• TASK DESCRIPTION: Which lines in the records below contain the word "反应热ΔH"? Copy each of them.

**** DATA EXCERPTS

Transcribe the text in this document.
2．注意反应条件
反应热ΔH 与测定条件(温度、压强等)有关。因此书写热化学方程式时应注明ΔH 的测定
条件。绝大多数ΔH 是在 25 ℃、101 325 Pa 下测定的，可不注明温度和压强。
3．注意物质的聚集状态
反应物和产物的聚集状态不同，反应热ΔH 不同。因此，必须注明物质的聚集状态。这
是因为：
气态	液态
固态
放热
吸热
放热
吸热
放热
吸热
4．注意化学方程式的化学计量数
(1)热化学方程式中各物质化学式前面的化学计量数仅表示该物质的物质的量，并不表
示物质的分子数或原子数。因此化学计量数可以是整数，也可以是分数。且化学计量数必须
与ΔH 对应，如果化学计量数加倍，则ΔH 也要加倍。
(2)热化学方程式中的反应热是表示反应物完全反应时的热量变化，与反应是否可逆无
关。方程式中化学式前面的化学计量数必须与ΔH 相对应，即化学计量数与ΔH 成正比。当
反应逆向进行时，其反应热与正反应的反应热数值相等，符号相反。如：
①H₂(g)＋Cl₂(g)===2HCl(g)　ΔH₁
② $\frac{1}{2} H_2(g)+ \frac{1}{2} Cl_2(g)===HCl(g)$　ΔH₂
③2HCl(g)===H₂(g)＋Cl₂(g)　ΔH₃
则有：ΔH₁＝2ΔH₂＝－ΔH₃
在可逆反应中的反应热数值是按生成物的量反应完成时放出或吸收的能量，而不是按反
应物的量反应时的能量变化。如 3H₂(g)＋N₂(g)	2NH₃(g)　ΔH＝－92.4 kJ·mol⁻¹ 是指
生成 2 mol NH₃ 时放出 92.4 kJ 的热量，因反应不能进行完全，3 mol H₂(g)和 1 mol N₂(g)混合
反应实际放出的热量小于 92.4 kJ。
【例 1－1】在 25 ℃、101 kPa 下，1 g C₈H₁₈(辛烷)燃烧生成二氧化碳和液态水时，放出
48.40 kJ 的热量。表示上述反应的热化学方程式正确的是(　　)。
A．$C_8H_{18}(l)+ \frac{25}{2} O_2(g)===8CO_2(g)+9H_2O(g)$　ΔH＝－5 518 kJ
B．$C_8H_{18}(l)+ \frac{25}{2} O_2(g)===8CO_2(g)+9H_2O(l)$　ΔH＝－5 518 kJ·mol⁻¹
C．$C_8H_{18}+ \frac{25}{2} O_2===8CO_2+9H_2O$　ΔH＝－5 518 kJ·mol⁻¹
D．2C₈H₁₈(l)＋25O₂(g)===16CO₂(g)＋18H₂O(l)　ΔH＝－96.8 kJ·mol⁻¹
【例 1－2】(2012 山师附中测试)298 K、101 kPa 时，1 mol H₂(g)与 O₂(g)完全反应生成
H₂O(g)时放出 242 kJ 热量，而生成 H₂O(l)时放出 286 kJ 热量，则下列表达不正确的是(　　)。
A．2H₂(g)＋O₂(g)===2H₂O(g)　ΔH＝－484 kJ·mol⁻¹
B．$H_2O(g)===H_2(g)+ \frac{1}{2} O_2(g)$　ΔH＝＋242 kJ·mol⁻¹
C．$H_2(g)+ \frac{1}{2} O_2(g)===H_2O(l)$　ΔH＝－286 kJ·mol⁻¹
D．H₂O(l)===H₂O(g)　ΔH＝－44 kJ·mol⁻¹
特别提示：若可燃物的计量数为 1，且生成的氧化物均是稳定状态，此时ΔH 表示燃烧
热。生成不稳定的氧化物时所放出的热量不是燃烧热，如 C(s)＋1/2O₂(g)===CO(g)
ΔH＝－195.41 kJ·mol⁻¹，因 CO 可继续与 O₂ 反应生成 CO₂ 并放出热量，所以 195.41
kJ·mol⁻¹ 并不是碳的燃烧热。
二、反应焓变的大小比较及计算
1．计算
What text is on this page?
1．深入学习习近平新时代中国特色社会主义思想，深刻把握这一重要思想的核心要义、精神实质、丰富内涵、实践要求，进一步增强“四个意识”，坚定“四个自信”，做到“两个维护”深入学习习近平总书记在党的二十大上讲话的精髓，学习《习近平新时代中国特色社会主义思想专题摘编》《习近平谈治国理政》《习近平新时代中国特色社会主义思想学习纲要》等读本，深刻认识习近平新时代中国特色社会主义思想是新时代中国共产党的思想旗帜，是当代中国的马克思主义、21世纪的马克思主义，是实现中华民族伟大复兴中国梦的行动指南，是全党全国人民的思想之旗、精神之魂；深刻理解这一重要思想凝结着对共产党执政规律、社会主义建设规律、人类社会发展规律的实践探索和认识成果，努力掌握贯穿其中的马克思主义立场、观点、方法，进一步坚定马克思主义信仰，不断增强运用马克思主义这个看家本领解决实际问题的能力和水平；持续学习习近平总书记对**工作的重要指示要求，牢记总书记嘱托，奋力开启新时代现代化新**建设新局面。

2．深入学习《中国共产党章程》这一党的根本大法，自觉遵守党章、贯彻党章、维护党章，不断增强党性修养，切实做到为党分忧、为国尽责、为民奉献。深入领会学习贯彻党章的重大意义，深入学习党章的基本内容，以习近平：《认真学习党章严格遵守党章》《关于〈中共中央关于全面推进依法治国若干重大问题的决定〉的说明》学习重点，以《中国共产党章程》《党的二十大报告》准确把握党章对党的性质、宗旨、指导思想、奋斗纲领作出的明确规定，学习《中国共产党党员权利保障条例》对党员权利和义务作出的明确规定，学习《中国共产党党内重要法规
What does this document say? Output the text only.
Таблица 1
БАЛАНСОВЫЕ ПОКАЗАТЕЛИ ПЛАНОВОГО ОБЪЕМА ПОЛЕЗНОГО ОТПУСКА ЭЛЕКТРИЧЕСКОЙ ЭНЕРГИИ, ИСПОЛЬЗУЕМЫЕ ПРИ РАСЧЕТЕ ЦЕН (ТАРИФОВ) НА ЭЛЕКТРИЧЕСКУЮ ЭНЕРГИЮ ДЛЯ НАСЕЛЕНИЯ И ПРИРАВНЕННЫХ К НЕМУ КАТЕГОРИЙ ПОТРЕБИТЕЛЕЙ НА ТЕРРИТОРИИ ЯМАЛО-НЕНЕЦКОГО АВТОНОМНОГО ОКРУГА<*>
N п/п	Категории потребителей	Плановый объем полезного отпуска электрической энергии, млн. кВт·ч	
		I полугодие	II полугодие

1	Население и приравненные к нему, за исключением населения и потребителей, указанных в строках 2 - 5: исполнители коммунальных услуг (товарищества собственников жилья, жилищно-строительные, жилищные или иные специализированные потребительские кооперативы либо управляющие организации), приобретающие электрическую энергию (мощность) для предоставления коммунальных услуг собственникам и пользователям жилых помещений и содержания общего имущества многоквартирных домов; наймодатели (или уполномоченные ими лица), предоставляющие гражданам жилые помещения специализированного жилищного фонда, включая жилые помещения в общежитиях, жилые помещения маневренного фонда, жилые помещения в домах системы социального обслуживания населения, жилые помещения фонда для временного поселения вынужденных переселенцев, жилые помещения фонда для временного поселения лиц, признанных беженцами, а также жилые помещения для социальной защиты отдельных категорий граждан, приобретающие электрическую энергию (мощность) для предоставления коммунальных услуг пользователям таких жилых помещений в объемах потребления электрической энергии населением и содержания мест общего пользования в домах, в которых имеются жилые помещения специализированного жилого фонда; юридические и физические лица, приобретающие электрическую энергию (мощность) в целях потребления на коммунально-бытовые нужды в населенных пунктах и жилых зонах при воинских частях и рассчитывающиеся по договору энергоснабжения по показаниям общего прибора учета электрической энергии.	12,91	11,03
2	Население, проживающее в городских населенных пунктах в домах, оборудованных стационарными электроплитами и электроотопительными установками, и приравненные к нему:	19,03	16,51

********

• COMPLETE RESPONSE:
反应热ΔH 与测定条件(温度、压强等)有关。因此书写热化学方程式时应注明ΔH 的测定
反应物和产物的聚集状态不同，反应热ΔH 不同。因此，必须注明物质的聚集状态。这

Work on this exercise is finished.